-- DATA TO PROCESS start --
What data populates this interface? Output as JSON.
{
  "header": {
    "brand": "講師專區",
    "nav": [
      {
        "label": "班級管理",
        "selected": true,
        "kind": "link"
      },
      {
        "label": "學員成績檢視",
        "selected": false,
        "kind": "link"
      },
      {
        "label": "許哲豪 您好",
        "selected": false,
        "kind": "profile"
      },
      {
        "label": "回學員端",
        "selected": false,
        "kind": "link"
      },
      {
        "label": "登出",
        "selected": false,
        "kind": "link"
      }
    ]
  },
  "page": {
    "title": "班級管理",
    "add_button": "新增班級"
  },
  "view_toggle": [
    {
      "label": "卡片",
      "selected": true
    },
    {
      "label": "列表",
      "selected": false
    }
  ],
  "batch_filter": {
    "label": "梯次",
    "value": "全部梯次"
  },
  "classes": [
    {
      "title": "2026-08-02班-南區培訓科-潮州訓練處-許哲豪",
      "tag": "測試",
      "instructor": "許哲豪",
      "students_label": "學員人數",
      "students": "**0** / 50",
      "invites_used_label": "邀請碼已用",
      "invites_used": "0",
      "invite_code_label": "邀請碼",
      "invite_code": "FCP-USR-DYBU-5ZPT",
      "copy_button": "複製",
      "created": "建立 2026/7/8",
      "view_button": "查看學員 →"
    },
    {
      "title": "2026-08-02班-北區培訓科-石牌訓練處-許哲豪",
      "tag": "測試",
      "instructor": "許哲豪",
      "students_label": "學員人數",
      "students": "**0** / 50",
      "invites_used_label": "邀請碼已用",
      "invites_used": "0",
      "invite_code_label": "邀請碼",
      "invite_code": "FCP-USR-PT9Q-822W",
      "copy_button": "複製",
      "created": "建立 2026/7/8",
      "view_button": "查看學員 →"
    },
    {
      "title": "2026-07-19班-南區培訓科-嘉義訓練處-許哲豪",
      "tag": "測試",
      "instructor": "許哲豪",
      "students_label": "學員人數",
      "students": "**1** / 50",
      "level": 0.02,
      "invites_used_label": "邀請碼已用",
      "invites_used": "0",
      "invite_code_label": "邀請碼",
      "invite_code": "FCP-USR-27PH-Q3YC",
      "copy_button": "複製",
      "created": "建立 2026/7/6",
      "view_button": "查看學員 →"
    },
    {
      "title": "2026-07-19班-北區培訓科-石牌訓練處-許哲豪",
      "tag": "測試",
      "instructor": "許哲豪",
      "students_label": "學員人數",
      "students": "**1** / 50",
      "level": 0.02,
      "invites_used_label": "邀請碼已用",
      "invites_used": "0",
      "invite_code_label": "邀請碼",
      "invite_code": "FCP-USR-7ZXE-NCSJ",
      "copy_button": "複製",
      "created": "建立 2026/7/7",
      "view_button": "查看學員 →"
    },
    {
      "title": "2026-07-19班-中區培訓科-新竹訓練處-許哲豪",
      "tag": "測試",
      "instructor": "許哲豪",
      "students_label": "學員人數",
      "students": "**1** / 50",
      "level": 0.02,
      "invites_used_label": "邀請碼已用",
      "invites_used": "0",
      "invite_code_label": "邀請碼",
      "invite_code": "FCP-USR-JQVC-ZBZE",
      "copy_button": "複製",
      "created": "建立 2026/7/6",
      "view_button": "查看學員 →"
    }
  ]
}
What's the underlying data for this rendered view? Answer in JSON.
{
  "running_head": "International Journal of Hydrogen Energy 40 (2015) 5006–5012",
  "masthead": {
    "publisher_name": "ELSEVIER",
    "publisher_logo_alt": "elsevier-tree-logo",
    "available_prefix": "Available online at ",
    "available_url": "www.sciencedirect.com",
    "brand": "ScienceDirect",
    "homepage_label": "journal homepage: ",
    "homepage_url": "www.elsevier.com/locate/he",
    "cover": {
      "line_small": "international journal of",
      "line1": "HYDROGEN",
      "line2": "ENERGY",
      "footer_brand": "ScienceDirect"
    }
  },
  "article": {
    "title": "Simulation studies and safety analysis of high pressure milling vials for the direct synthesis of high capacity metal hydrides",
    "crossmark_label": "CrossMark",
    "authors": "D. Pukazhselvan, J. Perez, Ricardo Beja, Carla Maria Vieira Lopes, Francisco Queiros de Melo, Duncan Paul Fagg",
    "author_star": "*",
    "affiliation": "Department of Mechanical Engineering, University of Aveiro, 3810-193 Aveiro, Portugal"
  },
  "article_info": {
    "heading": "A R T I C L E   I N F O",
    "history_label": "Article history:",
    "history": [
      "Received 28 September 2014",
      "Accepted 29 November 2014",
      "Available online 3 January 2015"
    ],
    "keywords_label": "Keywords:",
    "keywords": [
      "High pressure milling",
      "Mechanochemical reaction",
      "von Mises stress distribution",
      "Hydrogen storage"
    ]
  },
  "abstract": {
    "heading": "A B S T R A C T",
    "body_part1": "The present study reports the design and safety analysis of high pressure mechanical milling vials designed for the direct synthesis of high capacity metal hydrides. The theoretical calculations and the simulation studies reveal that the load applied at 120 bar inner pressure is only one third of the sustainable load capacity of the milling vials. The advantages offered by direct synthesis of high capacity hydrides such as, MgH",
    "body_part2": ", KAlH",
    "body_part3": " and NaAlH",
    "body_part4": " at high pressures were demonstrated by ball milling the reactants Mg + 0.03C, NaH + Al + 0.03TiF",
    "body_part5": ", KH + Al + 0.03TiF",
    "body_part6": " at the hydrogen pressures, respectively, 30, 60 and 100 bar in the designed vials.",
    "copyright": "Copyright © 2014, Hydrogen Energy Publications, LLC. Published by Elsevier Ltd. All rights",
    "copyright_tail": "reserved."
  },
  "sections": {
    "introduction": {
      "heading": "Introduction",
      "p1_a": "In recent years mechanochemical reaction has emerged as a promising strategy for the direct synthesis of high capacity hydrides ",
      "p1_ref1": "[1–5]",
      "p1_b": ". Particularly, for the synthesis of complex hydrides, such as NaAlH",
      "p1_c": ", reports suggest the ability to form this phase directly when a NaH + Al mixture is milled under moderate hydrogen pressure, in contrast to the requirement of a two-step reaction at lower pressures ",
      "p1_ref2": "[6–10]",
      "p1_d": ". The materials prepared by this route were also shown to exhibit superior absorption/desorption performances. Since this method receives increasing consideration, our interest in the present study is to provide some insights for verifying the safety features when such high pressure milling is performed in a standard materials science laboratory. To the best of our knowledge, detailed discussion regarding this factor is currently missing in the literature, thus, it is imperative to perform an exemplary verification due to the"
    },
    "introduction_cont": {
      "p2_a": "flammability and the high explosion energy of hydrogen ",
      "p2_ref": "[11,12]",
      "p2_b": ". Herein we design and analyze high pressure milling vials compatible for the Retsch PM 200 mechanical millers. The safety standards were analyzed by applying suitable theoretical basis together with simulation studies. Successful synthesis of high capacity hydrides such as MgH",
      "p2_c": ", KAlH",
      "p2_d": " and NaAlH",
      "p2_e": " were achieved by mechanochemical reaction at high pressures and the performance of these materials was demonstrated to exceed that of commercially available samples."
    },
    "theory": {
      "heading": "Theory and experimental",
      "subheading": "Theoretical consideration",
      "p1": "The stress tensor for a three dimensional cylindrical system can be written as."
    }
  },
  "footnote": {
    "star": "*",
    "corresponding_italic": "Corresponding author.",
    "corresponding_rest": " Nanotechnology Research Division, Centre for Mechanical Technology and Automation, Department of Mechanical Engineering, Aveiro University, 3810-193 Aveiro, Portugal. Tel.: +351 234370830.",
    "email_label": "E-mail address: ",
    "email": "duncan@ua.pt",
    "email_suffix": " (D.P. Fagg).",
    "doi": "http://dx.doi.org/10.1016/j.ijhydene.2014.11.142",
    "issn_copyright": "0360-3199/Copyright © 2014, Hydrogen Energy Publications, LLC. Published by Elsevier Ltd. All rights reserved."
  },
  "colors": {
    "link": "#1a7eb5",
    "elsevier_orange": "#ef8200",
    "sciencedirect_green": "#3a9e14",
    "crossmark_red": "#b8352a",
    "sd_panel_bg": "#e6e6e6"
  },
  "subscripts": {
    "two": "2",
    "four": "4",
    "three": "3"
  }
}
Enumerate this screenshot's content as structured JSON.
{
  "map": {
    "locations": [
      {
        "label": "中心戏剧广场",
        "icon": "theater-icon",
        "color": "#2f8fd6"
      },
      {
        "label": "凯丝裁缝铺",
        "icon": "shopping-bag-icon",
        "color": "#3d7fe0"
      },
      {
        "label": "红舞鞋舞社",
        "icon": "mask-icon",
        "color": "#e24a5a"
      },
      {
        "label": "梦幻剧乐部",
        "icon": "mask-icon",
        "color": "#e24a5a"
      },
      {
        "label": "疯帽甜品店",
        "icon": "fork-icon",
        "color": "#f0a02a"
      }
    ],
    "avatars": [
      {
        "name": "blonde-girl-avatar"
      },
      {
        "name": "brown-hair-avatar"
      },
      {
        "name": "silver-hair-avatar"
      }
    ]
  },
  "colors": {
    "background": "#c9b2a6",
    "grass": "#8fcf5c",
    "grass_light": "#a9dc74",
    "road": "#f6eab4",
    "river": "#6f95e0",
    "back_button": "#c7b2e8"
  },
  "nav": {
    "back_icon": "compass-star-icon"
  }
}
-- DATA TO PROCESS end --
▶ [DESCRIPTION OF THE TASK]: Report how many lines of the data contain the word "Department", using the number alone.

▶ [TASK OUTPUT]: 2